* TASK OBJECTIVE: Leave out the pictures and repeat everything else in the records exactly.

* SUPPLIED MATERIAL:
============

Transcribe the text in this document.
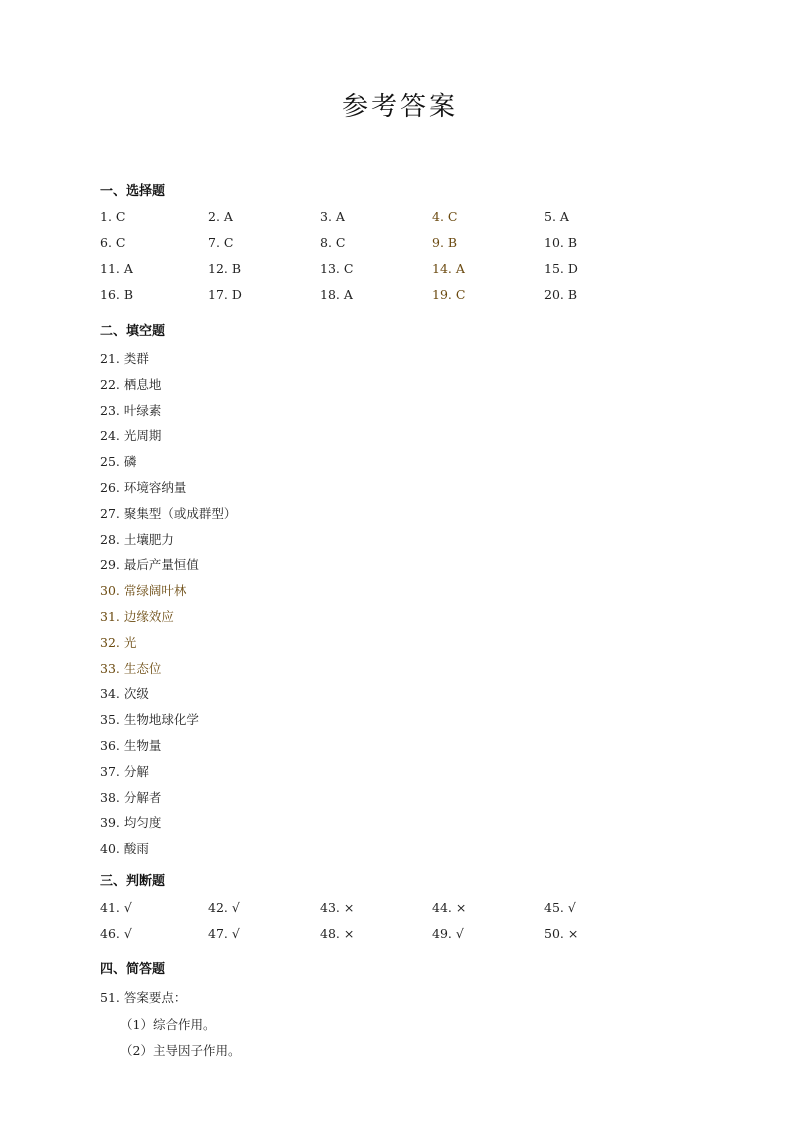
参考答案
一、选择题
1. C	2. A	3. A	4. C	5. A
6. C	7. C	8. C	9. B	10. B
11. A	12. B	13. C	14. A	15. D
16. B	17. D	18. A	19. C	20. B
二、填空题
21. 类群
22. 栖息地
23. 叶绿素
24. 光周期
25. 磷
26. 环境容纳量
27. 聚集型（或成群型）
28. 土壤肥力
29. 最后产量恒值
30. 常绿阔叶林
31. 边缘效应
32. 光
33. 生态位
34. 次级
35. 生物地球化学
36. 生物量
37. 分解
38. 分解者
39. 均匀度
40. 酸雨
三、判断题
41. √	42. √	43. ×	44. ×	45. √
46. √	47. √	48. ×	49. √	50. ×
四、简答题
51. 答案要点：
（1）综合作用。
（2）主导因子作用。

============

* CORRECT RESULT:
Transcribe the text in this document.
参考答案
一、选择题
1. C	2. A	3. A	4. C	5. A
6. C	7. C	8. C	9. B	10. B
11. A	12. B	13. C	14. A	15. D
16. B	17. D	18. A	19. C	20. B
二、填空题
21. 类群
22. 栖息地
23. 叶绿素
24. 光周期
25. 磷
26. 环境容纳量
27. 聚集型（或成群型）
28. 土壤肥力
29. 最后产量恒值
30. 常绿阔叶林
31. 边缘效应
32. 光
33. 生态位
34. 次级
35. 生物地球化学
36. 生物量
37. 分解
38. 分解者
39. 均匀度
40. 酸雨
三、判断题
41. √	42. √	43. ×	44. ×	45. √
46. √	47. √	48. ×	49. √	50. ×
四、简答题
51. 答案要点：
（1）综合作用。
（2）主导因子作用。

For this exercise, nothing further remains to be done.